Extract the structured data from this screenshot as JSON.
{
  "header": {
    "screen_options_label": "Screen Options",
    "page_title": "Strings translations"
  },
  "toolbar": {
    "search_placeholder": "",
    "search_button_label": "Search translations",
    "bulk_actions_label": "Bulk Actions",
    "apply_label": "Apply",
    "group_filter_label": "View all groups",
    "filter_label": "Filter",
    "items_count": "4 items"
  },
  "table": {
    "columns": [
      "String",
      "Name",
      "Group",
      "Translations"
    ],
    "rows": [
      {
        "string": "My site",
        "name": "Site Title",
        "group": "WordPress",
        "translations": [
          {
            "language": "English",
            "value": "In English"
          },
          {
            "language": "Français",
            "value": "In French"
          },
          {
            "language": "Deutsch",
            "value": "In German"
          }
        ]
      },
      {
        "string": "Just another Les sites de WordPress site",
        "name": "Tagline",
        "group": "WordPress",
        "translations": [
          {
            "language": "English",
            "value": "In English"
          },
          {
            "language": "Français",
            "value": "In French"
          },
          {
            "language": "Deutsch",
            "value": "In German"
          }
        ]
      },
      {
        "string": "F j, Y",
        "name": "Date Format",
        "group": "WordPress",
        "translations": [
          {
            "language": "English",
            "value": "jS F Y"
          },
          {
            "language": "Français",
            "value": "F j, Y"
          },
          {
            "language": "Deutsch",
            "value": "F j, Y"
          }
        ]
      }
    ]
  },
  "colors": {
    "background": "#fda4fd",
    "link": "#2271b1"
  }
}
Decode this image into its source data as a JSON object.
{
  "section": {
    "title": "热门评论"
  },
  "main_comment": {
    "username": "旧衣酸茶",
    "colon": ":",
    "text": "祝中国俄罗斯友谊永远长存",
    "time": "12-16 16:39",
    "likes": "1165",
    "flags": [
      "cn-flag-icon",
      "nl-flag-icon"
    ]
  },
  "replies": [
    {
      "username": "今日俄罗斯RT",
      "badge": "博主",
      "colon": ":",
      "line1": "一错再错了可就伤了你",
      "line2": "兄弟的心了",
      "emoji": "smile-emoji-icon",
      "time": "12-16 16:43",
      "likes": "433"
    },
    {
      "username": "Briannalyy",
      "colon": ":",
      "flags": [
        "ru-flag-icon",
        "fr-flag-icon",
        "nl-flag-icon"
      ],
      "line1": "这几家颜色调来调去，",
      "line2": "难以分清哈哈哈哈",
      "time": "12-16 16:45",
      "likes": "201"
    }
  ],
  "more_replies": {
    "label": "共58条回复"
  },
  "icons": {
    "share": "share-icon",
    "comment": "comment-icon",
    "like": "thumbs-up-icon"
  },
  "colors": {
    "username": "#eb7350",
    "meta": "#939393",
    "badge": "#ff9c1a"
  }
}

----------------

PROBLEM TO WORK ON
Search the records for the word "data". Copy every line that has it.

RESULT OF THE EXERCISE
Extract the structured data from this screenshot as JSON.
Decode this image into its source data as a JSON object.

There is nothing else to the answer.